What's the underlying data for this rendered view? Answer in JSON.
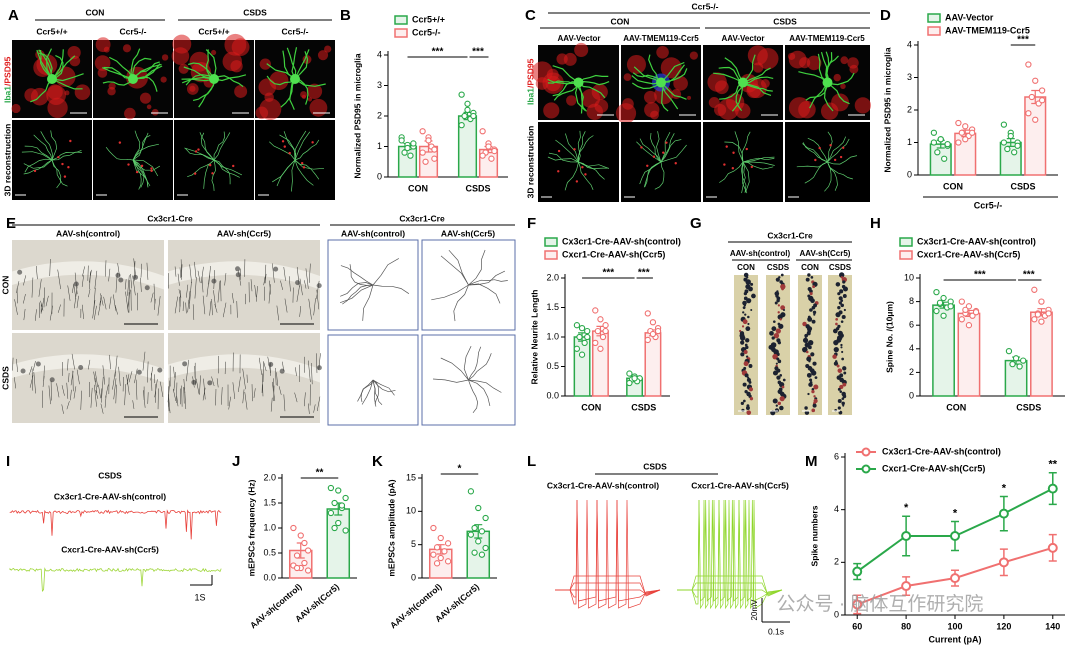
{
  "figure": {
    "letters": [
      "A",
      "B",
      "C",
      "D",
      "E",
      "F",
      "G",
      "H",
      "I",
      "J",
      "K",
      "L",
      "M"
    ],
    "A": {
      "groups": [
        "CON",
        "CSDS"
      ],
      "columns": [
        "Ccr5+/+",
        "Ccr5-/-",
        "Ccr5+/+",
        "Ccr5-/-"
      ],
      "stain": [
        "Iba1",
        "/PSD95"
      ],
      "row2": "3D reconstruction"
    },
    "C": {
      "top": "Ccr5-/-",
      "groups": [
        "CON",
        "CSDS"
      ],
      "columns": [
        "AAV-Vector",
        "AAV-TMEM119-Ccr5",
        "AAV-Vector",
        "AAV-TMEM119-Ccr5"
      ],
      "stain": [
        "Iba1",
        "/PSD95"
      ],
      "row2": "3D reconstruction"
    },
    "E": {
      "title": "Cx3cr1-Cre",
      "columns": [
        "AAV-sh(control)",
        "AAV-sh(Ccr5)"
      ],
      "rows": [
        "CON",
        "CSDS"
      ],
      "tracing_title": "Cx3cr1-Cre",
      "tracing_columns": [
        "AAV-sh(control)",
        "AAV-sh(Ccr5)"
      ]
    },
    "G": {
      "title": "Cx3cr1-Cre",
      "groups": [
        "AAV-sh(control)",
        "AAV-sh(Ccr5)"
      ],
      "columns": [
        "CON",
        "CSDS",
        "CON",
        "CSDS"
      ]
    },
    "I": {
      "title": "CSDS",
      "traces": [
        "Cx3cr1-Cre-AAV-sh(control)",
        "Cxcr1-Cre-AAV-sh(Ccr5)"
      ],
      "scale": "1S"
    },
    "L": {
      "title": "CSDS",
      "traces": [
        "Cx3cr1-Cre-AAV-sh(control)",
        "Cxcr1-Cre-AAV-sh(Ccr5)"
      ],
      "scale_v": "20mV",
      "scale_t": "0.1s"
    },
    "watermark": "公众号 · 脑体互作研究院"
  },
  "chart_data": [
    {
      "type": "bar",
      "ylabel": "Normalized PSD95 in microglia",
      "categories": [
        "CON",
        "CSDS"
      ],
      "ylim": [
        0,
        4
      ],
      "yticks": [
        0,
        1,
        2,
        3,
        4
      ],
      "legend": "top",
      "series": [
        {
          "name": "Ccr5+/+",
          "color": "#2aa84a",
          "values": [
            1.0,
            2.0
          ],
          "errors": [
            0.1,
            0.12
          ],
          "points": [
            [
              1.3,
              1.05,
              1.0,
              0.8,
              0.7,
              1.2,
              0.95,
              1.1
            ],
            [
              2.7,
              2.4,
              2.1,
              2.0,
              1.9,
              1.7,
              2.2,
              2.0
            ]
          ]
        },
        {
          "name": "Ccr5-/-",
          "color": "#f07070",
          "values": [
            1.0,
            0.9
          ],
          "errors": [
            0.18,
            0.1
          ],
          "points": [
            [
              1.5,
              1.3,
              0.6,
              0.5,
              1.0,
              0.8,
              1.2,
              0.9
            ],
            [
              1.5,
              1.1,
              0.9,
              0.8,
              0.6,
              0.7,
              1.0,
              0.85
            ]
          ]
        }
      ],
      "annotations": [
        "***",
        "***"
      ]
    },
    {
      "type": "bar",
      "ylabel": "Normalized PSD95 in microglia",
      "categories": [
        "CON",
        "CSDS"
      ],
      "ylim": [
        0,
        4
      ],
      "yticks": [
        0,
        1,
        2,
        3,
        4
      ],
      "legend": "top",
      "xnote": "Ccr5-/-",
      "series": [
        {
          "name": "AAV-Vector",
          "color": "#2aa84a",
          "values": [
            0.95,
            1.0
          ],
          "errors": [
            0.12,
            0.12
          ],
          "points": [
            [
              1.3,
              1.1,
              0.9,
              0.7,
              0.5,
              1.0,
              1.1,
              0.95
            ],
            [
              1.55,
              1.3,
              1.0,
              0.8,
              0.7,
              1.0,
              1.2,
              0.9
            ]
          ]
        },
        {
          "name": "AAV-TMEM119-Ccr5",
          "color": "#f07070",
          "values": [
            1.28,
            2.4
          ],
          "errors": [
            0.1,
            0.2
          ],
          "points": [
            [
              1.6,
              1.5,
              1.4,
              1.3,
              1.2,
              1.0,
              1.1,
              1.3
            ],
            [
              3.4,
              2.9,
              2.6,
              2.4,
              2.2,
              1.9,
              1.7,
              2.3
            ]
          ]
        }
      ],
      "annotations": [
        "***"
      ]
    },
    {
      "type": "bar",
      "ylabel": "Relative Neurite Length",
      "categories": [
        "CON",
        "CSDS"
      ],
      "ylim": [
        0,
        2
      ],
      "yticks": [
        {
          "value": 0,
          "label": "0.0"
        },
        0.5,
        {
          "value": 1,
          "label": "1.0"
        },
        1.5,
        {
          "value": 2,
          "label": "2.0"
        }
      ],
      "legend": "top",
      "series": [
        {
          "name": "Cx3cr1-Cre-AAV-sh(control)",
          "color": "#2aa84a",
          "values": [
            1.0,
            0.3
          ],
          "errors": [
            0.07,
            0.03
          ],
          "points": [
            [
              1.2,
              1.15,
              1.1,
              1.0,
              0.9,
              0.8,
              0.7,
              1.0
            ],
            [
              0.38,
              0.33,
              0.3,
              0.28,
              0.25,
              0.22,
              0.3
            ]
          ]
        },
        {
          "name": "Cxcr1-Cre-AAV-sh(Ccr5)",
          "color": "#f07070",
          "values": [
            1.1,
            1.07
          ],
          "errors": [
            0.08,
            0.05
          ],
          "points": [
            [
              1.45,
              1.3,
              1.2,
              1.1,
              1.0,
              0.9,
              0.8,
              1.1
            ],
            [
              1.4,
              1.25,
              1.15,
              1.1,
              1.0,
              0.95,
              1.05,
              1.1
            ]
          ]
        }
      ],
      "annotations": [
        "***",
        "***"
      ]
    },
    {
      "type": "bar",
      "ylabel": "Spine No. /(10μm)",
      "categories": [
        "CON",
        "CSDS"
      ],
      "ylim": [
        0,
        10
      ],
      "yticks": [
        0,
        2,
        4,
        6,
        8,
        10
      ],
      "legend": "top",
      "series": [
        {
          "name": "Cx3cr1-Cre-AAV-sh(control)",
          "color": "#2aa84a",
          "values": [
            7.7,
            3.0
          ],
          "errors": [
            0.25,
            0.3
          ],
          "points": [
            [
              8.8,
              8.3,
              8.0,
              7.8,
              7.5,
              7.2,
              6.8,
              7.6,
              7.9
            ],
            [
              3.8,
              3.2,
              3.0,
              2.7,
              2.5
            ]
          ]
        },
        {
          "name": "Cxcr1-Cre-AAV-sh(Ccr5)",
          "color": "#f07070",
          "values": [
            7.0,
            7.1
          ],
          "errors": [
            0.25,
            0.3
          ],
          "points": [
            [
              8.0,
              7.6,
              7.2,
              7.0,
              6.8,
              6.5,
              6.0,
              7.1,
              7.3
            ],
            [
              9.0,
              8.0,
              7.3,
              7.0,
              6.8,
              6.5,
              6.3,
              7.0,
              6.9
            ]
          ]
        }
      ],
      "annotations": [
        "***",
        "***"
      ]
    },
    {
      "type": "bar",
      "ylabel": "mEPSCs frequency (Hz)",
      "categories": [
        "AAV-sh(control)",
        "AAV-sh(Ccr5)"
      ],
      "ylim": [
        0,
        2
      ],
      "yticks": [
        {
          "value": 0,
          "label": "0.0"
        },
        0.5,
        {
          "value": 1,
          "label": "1.0"
        },
        1.5,
        {
          "value": 2,
          "label": "2.0"
        }
      ],
      "series": [
        {
          "colors": [
            "#f07070",
            "#2aa84a"
          ],
          "values": [
            0.55,
            1.38
          ],
          "errors": [
            0.15,
            0.12
          ],
          "points": [
            [
              1.0,
              0.85,
              0.55,
              0.45,
              0.3,
              0.25,
              0.2,
              0.15,
              0.2,
              0.7
            ],
            [
              1.8,
              1.75,
              1.6,
              1.5,
              1.4,
              1.3,
              1.1,
              0.95,
              1.0,
              1.45
            ]
          ]
        }
      ],
      "annotations": [
        "**"
      ]
    },
    {
      "type": "bar",
      "ylabel": "mEPSCs amplitude (pA)",
      "categories": [
        "AAV-sh(control)",
        "AAV-sh(Ccr5)"
      ],
      "ylim": [
        0,
        15
      ],
      "yticks": [
        0,
        5,
        10,
        15
      ],
      "series": [
        {
          "colors": [
            "#f07070",
            "#2aa84a"
          ],
          "values": [
            4.3,
            7.0
          ],
          "errors": [
            0.7,
            1.0
          ],
          "points": [
            [
              7.5,
              6.0,
              5.2,
              4.6,
              4.0,
              3.5,
              3.0,
              2.5,
              2.2
            ],
            [
              13.0,
              10.5,
              9.0,
              7.5,
              7.0,
              6.5,
              5.5,
              4.5,
              3.8,
              3.5
            ]
          ]
        }
      ],
      "annotations": [
        "*"
      ]
    },
    {
      "type": "line",
      "xlabel": "Current (pA)",
      "ylabel": "Spike numbers",
      "x": [
        60,
        80,
        100,
        120,
        140
      ],
      "xlim": [
        55,
        145
      ],
      "xticks": [
        60,
        80,
        100,
        120,
        140
      ],
      "ylim": [
        0,
        6
      ],
      "yticks": [
        0,
        2,
        4,
        6
      ],
      "legend": "upper left",
      "series": [
        {
          "name": "Cx3cr1-Cre-AAV-sh(control)",
          "color": "#f07070",
          "values": [
            0.4,
            1.1,
            1.4,
            2.0,
            2.55
          ],
          "errors": [
            0.35,
            0.35,
            0.3,
            0.5,
            0.5
          ]
        },
        {
          "name": "Cxcr1-Cre-AAV-sh(Ccr5)",
          "color": "#2aa84a",
          "values": [
            1.65,
            3.0,
            3.0,
            3.85,
            4.8
          ],
          "errors": [
            0.3,
            0.75,
            0.55,
            0.65,
            0.6
          ]
        }
      ],
      "annotations": [
        {
          "x": 80,
          "text": "*"
        },
        {
          "x": 100,
          "text": "*"
        },
        {
          "x": 120,
          "text": "*"
        },
        {
          "x": 140,
          "text": "**"
        }
      ]
    }
  ]
}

____________________

■ Written exercise:
Identify each line in the entries with the word "ylabel" and copy it.

■ Task result:
      "ylabel": "Normalized PSD95 in microglia",
      "ylabel": "Normalized PSD95 in microglia",
      "ylabel": "Relative Neurite Length",
      "ylabel": "Spine No. /(10μm)",
      "ylabel": "mEPSCs frequency (Hz)",
      "ylabel": "mEPSCs amplitude (pA)",
      "ylabel": "Spike numbers",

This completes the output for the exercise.